** start of Stored records **

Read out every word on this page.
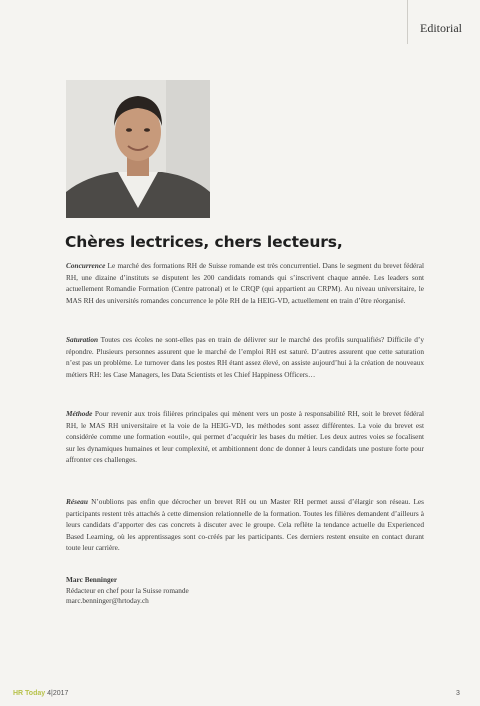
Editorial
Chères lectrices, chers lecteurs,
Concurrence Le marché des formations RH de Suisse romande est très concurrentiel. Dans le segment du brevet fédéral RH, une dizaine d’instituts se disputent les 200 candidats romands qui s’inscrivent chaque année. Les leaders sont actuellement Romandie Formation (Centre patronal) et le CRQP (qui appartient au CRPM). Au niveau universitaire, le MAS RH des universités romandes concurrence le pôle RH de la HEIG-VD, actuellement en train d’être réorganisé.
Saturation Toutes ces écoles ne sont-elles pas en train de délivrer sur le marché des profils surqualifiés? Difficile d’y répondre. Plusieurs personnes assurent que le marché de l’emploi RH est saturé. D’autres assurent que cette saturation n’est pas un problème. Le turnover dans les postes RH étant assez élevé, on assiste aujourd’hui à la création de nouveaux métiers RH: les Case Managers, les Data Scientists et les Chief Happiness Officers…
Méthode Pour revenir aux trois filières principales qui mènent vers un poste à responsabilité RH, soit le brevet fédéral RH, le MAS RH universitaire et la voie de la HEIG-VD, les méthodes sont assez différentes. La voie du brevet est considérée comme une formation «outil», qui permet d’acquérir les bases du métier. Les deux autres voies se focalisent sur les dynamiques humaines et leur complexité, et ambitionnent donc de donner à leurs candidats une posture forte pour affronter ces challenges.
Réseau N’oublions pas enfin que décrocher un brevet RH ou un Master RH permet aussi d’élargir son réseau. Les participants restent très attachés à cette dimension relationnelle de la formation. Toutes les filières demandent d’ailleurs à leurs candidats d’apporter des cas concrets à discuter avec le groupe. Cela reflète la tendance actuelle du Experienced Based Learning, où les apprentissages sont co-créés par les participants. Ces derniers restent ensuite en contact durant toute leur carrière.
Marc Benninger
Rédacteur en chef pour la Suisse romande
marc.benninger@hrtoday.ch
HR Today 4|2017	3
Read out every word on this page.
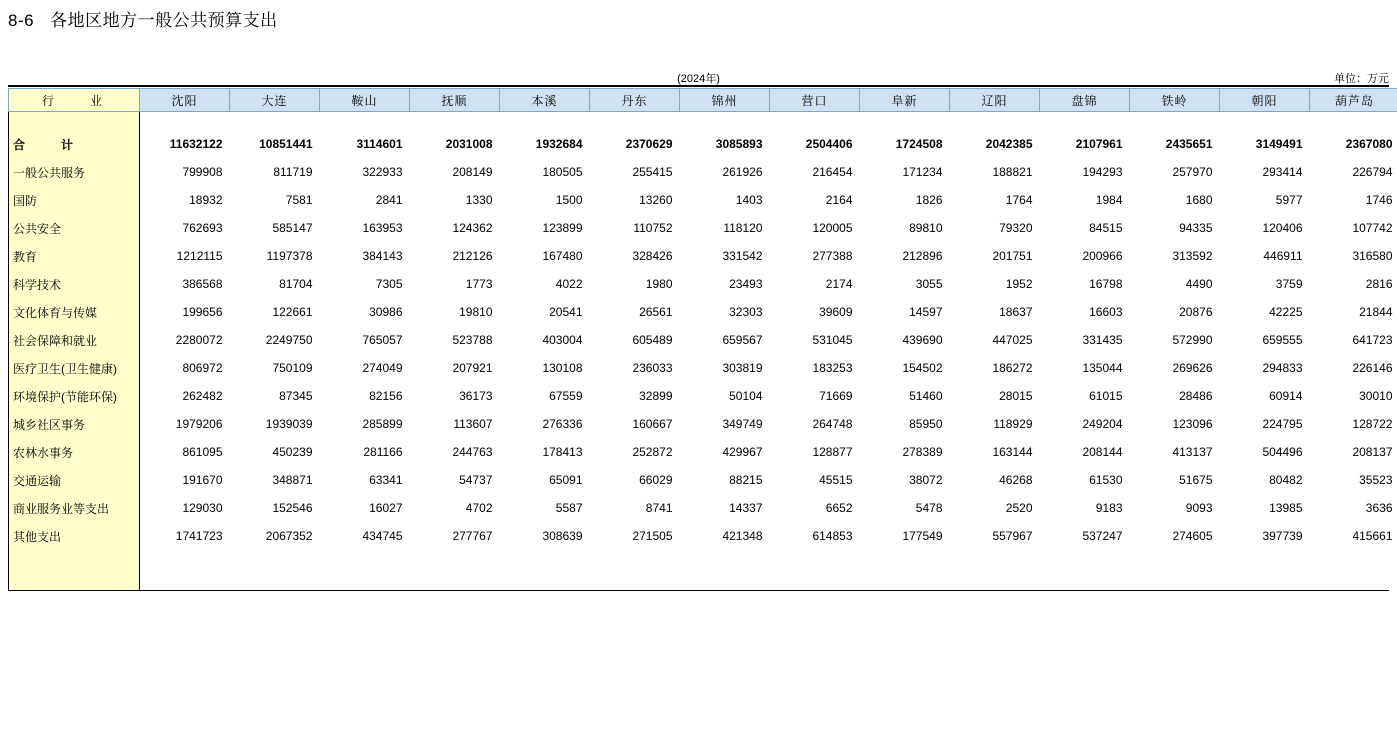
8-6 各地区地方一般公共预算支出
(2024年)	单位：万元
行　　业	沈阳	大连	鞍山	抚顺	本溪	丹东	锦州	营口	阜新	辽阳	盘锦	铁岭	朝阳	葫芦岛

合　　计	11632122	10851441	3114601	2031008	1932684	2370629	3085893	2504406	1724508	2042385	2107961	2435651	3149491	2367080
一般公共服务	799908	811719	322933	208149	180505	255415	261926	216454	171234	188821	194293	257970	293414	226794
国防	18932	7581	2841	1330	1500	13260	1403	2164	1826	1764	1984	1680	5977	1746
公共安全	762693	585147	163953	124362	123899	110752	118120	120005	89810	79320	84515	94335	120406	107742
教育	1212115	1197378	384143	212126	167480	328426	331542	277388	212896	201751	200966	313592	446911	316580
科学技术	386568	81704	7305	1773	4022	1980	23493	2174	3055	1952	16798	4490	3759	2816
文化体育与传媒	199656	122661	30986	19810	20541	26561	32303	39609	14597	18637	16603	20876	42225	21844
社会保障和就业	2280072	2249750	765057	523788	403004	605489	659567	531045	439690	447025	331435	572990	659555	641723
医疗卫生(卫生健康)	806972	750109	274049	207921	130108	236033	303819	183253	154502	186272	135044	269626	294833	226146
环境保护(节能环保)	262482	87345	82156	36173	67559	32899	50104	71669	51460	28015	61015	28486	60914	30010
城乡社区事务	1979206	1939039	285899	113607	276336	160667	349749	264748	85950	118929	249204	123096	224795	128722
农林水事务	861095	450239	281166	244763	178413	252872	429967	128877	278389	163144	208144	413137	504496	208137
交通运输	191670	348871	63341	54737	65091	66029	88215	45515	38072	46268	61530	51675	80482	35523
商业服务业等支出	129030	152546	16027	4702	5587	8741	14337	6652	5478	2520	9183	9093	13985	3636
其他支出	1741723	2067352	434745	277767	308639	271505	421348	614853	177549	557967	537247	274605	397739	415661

** end of Stored records **
** start of Stored records **

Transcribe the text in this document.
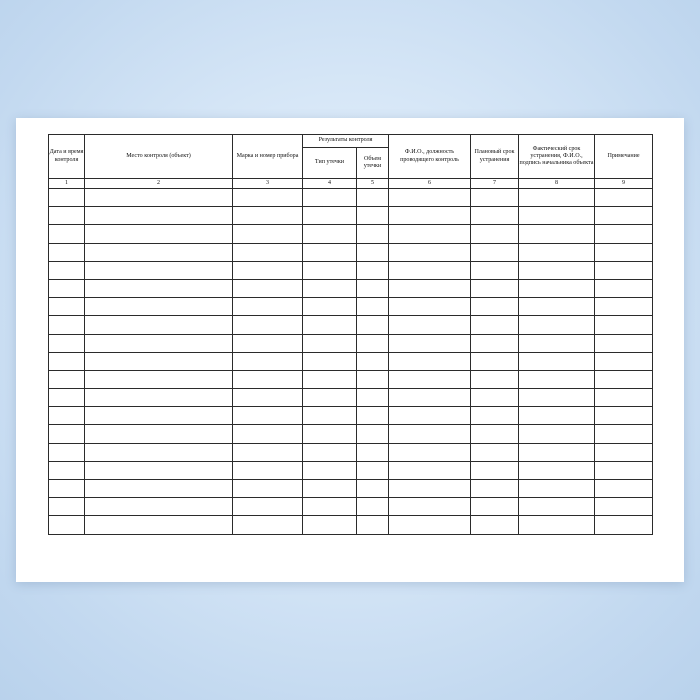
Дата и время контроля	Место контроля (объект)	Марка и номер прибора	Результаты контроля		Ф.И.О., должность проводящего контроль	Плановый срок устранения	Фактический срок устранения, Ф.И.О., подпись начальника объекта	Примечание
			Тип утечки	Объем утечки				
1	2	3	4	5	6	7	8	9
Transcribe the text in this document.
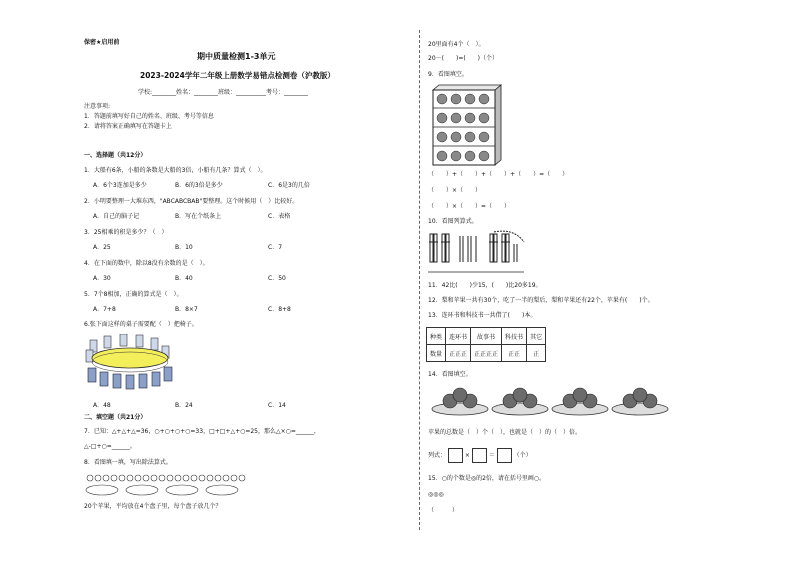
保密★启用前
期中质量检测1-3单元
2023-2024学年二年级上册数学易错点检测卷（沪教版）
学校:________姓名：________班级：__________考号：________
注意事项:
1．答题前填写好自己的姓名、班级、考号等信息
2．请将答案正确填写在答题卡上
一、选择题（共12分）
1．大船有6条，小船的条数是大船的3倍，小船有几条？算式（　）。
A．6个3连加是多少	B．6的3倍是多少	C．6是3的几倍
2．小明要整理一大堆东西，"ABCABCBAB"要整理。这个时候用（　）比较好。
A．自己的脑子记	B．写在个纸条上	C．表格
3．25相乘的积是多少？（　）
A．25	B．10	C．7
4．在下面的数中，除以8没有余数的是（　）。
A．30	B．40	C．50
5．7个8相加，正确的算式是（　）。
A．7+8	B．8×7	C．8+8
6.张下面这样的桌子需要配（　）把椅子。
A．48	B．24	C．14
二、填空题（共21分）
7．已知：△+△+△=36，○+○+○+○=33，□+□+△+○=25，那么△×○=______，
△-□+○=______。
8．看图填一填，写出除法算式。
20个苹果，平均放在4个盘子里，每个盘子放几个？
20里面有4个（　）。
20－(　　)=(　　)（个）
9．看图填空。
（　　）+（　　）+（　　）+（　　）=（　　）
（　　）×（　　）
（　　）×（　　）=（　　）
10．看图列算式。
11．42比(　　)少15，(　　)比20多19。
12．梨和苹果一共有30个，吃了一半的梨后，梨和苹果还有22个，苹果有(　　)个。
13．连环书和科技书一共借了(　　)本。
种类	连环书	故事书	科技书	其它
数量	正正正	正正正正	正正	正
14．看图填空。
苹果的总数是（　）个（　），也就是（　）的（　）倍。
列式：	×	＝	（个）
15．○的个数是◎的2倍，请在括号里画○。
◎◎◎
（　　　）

** end of Stored records **

### [What you should do]
Your task is to gather all lines from the entries above that hold the word "assez".

### [Response to this exercise]
Saturation Toutes ces écoles ne sont-elles pas en train de délivrer sur le marché des profils surqualifiés? Difficile d’y répondre. Plusieurs personnes assurent que le marché de l’emploi RH est saturé. D’autres assurent que cette saturation n’est pas un problème. Le turnover dans les postes RH étant assez élevé, on assiste aujourd’hui à la création de nouveaux métiers RH: les Case Managers, les Data Scientists et les Chief Happiness Officers…
Méthode Pour revenir aux trois filières principales qui mènent vers un poste à responsabilité RH, soit le brevet fédéral RH, le MAS RH universitaire et la voie de la HEIG-VD, les méthodes sont assez différentes. La voie du brevet est considérée comme une formation «outil», qui permet d’acquérir les bases du métier. Les deux autres voies se focalisent sur les dynamiques humaines et leur complexité, et ambitionnent donc de donner à leurs candidats une posture forte pour affronter ces challenges.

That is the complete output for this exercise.